(Excerpt from a dataset)
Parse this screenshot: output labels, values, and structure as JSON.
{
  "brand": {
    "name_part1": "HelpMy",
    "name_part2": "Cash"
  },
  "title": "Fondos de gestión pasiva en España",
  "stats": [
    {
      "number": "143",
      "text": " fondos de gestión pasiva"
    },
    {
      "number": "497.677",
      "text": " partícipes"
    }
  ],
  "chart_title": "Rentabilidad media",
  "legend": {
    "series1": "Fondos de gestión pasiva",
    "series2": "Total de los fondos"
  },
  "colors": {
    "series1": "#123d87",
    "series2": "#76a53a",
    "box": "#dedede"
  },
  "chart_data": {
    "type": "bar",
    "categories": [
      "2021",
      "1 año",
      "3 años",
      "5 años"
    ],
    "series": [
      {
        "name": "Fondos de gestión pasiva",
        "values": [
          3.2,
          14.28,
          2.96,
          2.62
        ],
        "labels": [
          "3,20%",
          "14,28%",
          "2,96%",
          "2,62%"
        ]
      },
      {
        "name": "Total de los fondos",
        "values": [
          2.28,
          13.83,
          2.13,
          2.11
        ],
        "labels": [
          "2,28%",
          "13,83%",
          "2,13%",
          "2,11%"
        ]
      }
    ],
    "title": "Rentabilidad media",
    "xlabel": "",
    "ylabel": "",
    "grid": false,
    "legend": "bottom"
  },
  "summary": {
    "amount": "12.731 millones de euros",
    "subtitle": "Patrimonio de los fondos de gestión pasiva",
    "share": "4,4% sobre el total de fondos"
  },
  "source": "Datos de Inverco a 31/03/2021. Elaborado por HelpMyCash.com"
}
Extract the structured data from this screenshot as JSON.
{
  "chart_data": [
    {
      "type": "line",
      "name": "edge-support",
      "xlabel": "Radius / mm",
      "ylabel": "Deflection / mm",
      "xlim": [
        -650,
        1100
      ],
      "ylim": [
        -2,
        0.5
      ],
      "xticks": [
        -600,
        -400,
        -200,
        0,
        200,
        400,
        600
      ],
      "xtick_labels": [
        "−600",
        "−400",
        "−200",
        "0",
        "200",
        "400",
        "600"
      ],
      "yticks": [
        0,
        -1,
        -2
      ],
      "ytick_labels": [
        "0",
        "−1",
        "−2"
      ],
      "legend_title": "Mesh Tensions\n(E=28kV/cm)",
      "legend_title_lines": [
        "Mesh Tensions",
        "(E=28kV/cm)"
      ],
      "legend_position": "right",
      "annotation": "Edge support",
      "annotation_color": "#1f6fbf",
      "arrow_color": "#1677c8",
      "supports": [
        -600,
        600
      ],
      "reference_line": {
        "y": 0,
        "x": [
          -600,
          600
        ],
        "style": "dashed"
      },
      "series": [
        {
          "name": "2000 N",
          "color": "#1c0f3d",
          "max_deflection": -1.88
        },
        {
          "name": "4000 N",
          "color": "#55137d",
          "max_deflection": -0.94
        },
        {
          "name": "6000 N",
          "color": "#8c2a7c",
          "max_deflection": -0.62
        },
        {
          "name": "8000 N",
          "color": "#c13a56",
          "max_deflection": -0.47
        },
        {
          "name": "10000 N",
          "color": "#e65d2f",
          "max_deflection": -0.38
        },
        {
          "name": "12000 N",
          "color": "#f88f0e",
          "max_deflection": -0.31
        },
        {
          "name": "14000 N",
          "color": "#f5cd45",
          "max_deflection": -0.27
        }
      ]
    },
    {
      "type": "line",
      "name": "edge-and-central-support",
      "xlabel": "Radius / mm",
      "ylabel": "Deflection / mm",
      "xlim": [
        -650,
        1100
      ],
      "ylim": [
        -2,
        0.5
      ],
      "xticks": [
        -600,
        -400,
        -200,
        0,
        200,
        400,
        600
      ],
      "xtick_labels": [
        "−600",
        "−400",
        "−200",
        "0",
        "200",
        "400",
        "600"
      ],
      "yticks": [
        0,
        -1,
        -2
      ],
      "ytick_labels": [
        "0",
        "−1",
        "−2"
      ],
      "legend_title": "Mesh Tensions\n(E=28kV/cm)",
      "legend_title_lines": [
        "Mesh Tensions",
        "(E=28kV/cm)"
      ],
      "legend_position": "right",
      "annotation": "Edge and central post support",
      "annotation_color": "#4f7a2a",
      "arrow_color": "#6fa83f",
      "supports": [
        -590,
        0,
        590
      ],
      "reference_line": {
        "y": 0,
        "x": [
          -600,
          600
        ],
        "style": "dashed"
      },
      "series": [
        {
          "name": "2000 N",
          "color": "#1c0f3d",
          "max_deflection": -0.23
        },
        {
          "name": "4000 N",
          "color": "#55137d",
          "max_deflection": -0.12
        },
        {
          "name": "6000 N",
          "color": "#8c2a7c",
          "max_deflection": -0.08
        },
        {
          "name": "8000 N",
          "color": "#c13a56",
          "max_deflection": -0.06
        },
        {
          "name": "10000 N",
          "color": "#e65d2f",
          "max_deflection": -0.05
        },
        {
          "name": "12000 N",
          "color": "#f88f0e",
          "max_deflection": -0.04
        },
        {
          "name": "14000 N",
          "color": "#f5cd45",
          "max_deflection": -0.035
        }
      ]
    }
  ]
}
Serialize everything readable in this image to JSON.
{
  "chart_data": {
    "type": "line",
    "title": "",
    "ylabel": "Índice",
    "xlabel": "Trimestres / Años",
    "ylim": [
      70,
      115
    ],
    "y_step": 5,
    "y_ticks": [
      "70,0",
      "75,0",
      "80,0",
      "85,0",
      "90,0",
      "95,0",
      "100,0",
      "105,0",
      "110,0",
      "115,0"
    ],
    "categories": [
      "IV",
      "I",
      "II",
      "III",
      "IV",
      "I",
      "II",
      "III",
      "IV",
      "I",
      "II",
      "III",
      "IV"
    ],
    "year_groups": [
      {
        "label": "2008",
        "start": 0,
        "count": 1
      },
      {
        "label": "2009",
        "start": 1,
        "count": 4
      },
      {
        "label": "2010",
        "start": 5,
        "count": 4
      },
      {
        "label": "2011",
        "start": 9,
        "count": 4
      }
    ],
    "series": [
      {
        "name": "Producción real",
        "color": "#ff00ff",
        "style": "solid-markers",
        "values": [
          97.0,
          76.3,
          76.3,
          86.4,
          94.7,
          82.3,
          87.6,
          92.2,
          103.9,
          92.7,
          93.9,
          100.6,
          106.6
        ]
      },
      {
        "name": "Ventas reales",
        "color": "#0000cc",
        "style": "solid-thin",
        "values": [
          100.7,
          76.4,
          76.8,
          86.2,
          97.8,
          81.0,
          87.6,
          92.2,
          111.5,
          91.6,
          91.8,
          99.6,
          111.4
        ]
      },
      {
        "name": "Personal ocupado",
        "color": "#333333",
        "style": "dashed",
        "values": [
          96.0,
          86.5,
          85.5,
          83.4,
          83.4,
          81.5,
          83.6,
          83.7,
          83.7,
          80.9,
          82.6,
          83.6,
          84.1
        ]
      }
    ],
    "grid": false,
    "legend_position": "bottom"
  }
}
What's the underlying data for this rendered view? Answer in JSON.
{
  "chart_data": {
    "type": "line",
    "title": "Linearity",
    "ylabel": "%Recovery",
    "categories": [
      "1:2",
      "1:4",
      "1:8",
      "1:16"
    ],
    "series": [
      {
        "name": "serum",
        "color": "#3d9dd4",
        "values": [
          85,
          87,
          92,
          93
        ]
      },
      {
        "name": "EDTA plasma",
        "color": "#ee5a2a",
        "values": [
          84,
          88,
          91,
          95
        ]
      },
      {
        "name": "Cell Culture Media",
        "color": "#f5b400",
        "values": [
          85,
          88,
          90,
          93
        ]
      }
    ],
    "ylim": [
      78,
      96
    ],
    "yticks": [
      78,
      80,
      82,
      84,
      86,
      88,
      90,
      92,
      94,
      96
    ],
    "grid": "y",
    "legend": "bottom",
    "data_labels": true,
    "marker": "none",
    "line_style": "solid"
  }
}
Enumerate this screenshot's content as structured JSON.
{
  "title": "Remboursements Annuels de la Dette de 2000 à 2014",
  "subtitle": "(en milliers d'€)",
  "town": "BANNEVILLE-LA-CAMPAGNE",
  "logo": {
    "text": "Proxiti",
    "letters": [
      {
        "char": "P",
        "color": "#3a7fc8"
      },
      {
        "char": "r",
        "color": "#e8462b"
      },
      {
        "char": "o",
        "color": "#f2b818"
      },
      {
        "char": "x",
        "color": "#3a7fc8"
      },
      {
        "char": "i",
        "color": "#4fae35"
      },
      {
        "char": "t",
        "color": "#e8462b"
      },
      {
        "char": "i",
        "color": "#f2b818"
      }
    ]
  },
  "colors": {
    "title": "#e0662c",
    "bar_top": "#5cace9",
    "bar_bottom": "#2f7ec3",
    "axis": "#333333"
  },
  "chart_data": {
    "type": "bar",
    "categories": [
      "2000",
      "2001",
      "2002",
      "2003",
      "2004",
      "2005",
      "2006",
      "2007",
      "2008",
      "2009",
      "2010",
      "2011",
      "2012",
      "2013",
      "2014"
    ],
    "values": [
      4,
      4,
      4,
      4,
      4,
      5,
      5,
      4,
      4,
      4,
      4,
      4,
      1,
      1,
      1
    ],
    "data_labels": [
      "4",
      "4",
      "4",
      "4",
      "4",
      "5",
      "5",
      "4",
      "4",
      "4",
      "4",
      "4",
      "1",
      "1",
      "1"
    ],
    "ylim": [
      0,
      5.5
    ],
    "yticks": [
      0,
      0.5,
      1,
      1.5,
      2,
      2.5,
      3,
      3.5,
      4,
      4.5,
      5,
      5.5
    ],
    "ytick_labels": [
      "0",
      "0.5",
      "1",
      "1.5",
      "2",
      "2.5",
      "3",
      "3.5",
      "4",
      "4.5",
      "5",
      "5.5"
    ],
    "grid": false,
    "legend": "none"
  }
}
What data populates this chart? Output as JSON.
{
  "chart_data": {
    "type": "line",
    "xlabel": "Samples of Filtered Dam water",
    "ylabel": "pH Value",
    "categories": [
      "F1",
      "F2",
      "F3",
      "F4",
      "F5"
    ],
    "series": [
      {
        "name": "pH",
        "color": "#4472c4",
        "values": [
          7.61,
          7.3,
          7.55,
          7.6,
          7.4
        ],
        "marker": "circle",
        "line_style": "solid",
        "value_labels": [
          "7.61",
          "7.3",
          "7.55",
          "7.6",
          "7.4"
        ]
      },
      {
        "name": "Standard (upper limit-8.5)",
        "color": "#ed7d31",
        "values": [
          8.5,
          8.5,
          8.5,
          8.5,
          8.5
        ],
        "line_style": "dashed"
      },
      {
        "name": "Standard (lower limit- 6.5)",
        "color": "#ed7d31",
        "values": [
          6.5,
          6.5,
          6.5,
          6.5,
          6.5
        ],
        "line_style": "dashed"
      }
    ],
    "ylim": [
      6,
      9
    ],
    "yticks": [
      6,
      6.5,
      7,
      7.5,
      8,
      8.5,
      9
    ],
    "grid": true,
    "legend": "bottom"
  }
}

- Instructions to follow
Set down exactly what runs from the line with "What data populates" to the last line of the data above, including both of those lines and no others.

- Solved problem
What data populates this chart? Output as JSON.
{
  "chart_data": {
    "type": "line",
    "xlabel": "Samples of Filtered Dam water",
    "ylabel": "pH Value",
    "categories": [
      "F1",
      "F2",
      "F3",
      "F4",
      "F5"
    ],
    "series": [
      {
        "name": "pH",
        "color": "#4472c4",
        "values": [
          7.61,
          7.3,
          7.55,
          7.6,
          7.4
        ],
        "marker": "circle",
        "line_style": "solid",
        "value_labels": [
          "7.61",
          "7.3",
          "7.55",
          "7.6",
          "7.4"
        ]
      },
      {
        "name": "Standard (upper limit-8.5)",
        "color": "#ed7d31",
        "values": [
          8.5,
          8.5,
          8.5,
          8.5,
          8.5
        ],
        "line_style": "dashed"
      },
      {
        "name": "Standard (lower limit- 6.5)",
        "color": "#ed7d31",
        "values": [
          6.5,
          6.5,
          6.5,
          6.5,
          6.5
        ],
        "line_style": "dashed"
      }
    ],
    "ylim": [
      6,
      9
    ],
    "yticks": [
      6,
      6.5,
      7,
      7.5,
      8,
      8.5,
      9
    ],
    "grid": true,
    "legend": "bottom"
  }
}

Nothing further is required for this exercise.